■ WHAT YOU HAVE TO DO ■
Gather, from the listing beneath this task, every line holding the string "systems".
* begin *
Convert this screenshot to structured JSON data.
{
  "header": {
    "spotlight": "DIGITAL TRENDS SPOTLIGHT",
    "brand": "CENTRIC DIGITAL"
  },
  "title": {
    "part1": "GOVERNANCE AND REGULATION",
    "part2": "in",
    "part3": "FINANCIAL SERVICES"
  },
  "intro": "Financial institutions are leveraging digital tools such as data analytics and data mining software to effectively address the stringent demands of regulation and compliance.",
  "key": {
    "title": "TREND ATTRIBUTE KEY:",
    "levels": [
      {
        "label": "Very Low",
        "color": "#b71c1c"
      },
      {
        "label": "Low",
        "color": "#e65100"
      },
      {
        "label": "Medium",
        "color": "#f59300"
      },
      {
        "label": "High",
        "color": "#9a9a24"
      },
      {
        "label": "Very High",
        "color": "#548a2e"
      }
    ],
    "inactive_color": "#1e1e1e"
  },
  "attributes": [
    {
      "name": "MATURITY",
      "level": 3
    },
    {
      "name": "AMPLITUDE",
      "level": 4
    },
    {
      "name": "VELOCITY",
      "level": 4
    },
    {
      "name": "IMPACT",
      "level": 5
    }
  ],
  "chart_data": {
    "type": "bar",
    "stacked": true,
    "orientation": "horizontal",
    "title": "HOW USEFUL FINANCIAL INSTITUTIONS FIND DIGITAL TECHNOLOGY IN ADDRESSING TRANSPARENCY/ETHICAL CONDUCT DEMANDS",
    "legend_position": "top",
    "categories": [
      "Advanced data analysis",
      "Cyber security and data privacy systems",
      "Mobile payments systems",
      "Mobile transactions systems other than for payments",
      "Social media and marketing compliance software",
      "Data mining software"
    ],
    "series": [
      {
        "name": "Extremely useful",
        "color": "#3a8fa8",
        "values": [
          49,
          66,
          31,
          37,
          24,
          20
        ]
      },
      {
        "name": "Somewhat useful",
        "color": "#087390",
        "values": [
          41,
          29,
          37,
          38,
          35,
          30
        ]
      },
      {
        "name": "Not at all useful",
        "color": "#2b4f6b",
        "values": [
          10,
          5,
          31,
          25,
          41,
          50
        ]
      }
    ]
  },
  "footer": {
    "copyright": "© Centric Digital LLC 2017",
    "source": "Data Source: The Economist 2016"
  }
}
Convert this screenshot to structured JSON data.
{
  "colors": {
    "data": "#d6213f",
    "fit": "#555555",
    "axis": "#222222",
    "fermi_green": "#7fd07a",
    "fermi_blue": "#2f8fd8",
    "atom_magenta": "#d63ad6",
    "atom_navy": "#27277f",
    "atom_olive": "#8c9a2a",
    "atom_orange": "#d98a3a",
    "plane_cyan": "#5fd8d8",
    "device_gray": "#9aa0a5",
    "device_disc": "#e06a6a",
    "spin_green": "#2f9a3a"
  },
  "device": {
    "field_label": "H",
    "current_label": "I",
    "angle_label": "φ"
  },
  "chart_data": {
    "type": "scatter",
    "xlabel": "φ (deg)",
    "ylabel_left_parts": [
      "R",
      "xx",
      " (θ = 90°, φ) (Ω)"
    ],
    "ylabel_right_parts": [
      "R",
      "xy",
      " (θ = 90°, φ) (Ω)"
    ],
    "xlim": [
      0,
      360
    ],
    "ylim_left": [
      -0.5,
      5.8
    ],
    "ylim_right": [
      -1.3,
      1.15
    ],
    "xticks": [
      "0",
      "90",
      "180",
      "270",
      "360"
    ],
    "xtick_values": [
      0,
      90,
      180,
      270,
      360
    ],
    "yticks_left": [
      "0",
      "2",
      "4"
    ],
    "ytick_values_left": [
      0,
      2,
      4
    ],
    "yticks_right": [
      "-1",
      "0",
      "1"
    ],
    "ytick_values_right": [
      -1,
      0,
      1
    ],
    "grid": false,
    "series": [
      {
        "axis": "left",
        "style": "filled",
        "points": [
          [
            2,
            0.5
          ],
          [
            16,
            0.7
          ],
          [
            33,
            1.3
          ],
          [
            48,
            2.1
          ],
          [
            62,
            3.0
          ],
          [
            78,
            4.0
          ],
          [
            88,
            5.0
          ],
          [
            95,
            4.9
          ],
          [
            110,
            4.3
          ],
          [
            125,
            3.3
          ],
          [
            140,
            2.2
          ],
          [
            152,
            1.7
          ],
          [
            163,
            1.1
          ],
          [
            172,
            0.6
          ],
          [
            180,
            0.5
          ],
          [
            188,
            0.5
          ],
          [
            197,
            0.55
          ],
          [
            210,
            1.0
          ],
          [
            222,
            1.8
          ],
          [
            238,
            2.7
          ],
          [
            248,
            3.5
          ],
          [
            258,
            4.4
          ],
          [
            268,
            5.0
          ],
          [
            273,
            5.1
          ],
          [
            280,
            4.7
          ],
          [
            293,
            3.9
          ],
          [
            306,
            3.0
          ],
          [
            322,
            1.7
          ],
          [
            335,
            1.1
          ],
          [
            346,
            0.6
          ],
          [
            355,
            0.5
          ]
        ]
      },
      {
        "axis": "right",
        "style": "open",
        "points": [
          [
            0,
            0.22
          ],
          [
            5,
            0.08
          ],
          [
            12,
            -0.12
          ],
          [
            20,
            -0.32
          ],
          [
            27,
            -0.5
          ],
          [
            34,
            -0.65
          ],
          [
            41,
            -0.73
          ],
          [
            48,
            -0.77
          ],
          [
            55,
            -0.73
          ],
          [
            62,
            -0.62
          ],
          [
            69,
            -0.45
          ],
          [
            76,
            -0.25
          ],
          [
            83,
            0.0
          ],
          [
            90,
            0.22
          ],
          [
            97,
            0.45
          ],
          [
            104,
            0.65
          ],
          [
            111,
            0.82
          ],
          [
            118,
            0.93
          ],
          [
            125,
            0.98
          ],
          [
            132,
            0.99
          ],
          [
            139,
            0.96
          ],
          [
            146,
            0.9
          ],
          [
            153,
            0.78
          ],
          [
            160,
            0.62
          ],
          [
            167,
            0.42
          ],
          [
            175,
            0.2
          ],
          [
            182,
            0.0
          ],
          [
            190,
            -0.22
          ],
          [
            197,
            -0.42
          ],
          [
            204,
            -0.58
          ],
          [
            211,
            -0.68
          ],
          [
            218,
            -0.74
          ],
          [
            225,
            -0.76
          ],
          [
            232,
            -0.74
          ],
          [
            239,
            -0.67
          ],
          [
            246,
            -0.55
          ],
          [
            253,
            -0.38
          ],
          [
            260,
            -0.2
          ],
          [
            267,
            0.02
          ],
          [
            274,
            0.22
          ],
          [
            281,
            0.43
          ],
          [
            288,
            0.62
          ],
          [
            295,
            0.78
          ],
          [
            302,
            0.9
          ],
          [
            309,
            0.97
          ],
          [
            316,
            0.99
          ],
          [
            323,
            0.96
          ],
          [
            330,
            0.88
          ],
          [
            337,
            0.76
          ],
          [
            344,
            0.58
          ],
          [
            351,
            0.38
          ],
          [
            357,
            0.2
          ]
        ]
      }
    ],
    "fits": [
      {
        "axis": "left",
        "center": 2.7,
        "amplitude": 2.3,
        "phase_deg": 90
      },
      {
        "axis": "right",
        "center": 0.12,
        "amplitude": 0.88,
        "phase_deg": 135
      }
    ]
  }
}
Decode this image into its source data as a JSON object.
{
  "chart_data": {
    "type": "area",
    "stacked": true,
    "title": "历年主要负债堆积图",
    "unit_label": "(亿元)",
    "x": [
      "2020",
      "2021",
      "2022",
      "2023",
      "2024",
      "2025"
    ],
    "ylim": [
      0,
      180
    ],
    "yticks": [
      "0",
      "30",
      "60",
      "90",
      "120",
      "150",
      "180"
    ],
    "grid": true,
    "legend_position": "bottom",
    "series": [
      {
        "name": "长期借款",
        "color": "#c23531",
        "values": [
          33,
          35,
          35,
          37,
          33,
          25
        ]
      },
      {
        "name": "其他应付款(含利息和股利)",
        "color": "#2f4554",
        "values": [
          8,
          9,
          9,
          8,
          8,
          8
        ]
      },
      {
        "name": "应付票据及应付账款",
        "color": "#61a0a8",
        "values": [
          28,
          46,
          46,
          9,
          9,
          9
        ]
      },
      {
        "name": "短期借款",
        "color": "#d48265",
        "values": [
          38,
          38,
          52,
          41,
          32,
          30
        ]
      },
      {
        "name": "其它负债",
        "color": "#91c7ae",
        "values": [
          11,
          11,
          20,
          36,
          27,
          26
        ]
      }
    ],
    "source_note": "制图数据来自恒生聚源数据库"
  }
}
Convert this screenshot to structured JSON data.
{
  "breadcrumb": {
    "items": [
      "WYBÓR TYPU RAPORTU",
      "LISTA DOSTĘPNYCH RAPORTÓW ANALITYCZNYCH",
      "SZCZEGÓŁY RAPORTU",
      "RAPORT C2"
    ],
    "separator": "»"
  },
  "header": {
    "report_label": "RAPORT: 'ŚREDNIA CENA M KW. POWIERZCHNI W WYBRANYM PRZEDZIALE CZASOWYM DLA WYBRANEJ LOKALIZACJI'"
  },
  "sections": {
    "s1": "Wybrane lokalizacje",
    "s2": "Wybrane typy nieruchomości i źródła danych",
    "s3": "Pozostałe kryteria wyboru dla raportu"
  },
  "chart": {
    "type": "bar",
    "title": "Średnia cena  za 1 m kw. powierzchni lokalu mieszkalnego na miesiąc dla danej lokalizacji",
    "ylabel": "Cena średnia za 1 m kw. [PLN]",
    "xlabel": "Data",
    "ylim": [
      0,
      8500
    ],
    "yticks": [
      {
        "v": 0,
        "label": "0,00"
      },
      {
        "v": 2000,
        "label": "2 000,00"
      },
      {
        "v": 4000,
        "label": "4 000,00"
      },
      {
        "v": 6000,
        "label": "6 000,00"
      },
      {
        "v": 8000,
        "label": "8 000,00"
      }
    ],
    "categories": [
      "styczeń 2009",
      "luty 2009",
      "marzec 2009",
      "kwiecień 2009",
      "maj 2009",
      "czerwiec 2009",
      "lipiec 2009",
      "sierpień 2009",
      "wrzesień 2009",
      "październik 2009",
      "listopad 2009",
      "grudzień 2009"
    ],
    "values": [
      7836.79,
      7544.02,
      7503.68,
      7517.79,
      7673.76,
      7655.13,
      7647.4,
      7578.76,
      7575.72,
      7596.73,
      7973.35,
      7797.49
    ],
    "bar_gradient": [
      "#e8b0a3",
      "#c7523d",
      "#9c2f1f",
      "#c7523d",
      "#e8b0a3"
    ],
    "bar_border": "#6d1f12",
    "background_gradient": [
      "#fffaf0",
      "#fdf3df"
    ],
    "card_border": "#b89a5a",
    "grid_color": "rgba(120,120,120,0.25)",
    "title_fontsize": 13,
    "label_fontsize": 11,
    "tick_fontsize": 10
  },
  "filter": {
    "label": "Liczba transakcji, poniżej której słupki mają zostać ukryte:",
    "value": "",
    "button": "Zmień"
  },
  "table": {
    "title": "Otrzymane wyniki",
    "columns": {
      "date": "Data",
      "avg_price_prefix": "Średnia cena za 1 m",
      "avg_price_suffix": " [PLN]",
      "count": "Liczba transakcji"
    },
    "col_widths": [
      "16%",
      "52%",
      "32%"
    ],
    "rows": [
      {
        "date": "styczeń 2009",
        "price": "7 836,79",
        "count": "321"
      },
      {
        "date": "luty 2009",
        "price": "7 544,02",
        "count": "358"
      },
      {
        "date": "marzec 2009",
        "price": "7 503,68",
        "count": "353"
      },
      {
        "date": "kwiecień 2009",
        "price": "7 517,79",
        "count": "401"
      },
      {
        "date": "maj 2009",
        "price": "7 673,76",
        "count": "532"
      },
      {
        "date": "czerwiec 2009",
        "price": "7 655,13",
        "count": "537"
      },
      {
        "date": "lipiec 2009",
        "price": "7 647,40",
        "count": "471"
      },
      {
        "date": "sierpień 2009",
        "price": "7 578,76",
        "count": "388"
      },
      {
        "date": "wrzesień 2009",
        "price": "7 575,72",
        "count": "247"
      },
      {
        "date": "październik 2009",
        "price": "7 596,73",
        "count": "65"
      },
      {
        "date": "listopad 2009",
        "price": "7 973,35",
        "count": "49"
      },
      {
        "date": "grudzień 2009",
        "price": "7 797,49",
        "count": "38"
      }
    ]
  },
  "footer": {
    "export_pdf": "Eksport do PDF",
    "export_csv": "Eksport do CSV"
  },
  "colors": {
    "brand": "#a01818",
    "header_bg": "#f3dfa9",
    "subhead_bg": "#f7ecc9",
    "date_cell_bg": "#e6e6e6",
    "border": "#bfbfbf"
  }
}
* end *
■ EXERCISE OUTPUT ■
      "Cyber security and data privacy systems",
      "Mobile payments systems",
      "Mobile transactions systems other than for payments",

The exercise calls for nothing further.